>> BEGIN Materials provided
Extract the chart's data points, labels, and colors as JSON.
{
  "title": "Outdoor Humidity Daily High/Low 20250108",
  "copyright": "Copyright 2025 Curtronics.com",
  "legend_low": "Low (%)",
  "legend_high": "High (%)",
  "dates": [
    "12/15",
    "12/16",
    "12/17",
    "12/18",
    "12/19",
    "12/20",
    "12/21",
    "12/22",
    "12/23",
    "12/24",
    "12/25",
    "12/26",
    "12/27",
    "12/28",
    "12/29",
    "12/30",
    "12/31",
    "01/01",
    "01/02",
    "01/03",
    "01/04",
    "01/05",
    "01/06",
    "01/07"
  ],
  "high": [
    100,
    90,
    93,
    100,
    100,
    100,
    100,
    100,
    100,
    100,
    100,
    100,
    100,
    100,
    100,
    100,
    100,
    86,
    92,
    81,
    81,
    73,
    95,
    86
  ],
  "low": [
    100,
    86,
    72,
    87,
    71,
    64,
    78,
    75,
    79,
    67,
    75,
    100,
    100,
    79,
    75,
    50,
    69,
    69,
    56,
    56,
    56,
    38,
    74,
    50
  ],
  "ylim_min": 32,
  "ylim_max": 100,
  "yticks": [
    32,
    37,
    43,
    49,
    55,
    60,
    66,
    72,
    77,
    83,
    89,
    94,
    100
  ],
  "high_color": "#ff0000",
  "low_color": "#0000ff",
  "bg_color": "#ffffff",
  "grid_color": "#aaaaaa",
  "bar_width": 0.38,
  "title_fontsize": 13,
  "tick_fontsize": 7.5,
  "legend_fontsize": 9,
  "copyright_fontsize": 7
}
>> END Materials provided
> _The task_
Copy out every line of the data above, exactly as given.

> _Full solution_
Extract the chart's data points, labels, and colors as JSON.
{
  "title": "Outdoor Humidity Daily High/Low 20250108",
  "copyright": "Copyright 2025 Curtronics.com",
  "legend_low": "Low (%)",
  "legend_high": "High (%)",
  "dates": [
    "12/15",
    "12/16",
    "12/17",
    "12/18",
    "12/19",
    "12/20",
    "12/21",
    "12/22",
    "12/23",
    "12/24",
    "12/25",
    "12/26",
    "12/27",
    "12/28",
    "12/29",
    "12/30",
    "12/31",
    "01/01",
    "01/02",
    "01/03",
    "01/04",
    "01/05",
    "01/06",
    "01/07"
  ],
  "high": [
    100,
    90,
    93,
    100,
    100,
    100,
    100,
    100,
    100,
    100,
    100,
    100,
    100,
    100,
    100,
    100,
    100,
    86,
    92,
    81,
    81,
    73,
    95,
    86
  ],
  "low": [
    100,
    86,
    72,
    87,
    71,
    64,
    78,
    75,
    79,
    67,
    75,
    100,
    100,
    79,
    75,
    50,
    69,
    69,
    56,
    56,
    56,
    38,
    74,
    50
  ],
  "ylim_min": 32,
  "ylim_max": 100,
  "yticks": [
    32,
    37,
    43,
    49,
    55,
    60,
    66,
    72,
    77,
    83,
    89,
    94,
    100
  ],
  "high_color": "#ff0000",
  "low_color": "#0000ff",
  "bg_color": "#ffffff",
  "grid_color": "#aaaaaa",
  "bar_width": 0.38,
  "title_fontsize": 13,
  "tick_fontsize": 7.5,
  "legend_fontsize": 9,
  "copyright_fontsize": 7
}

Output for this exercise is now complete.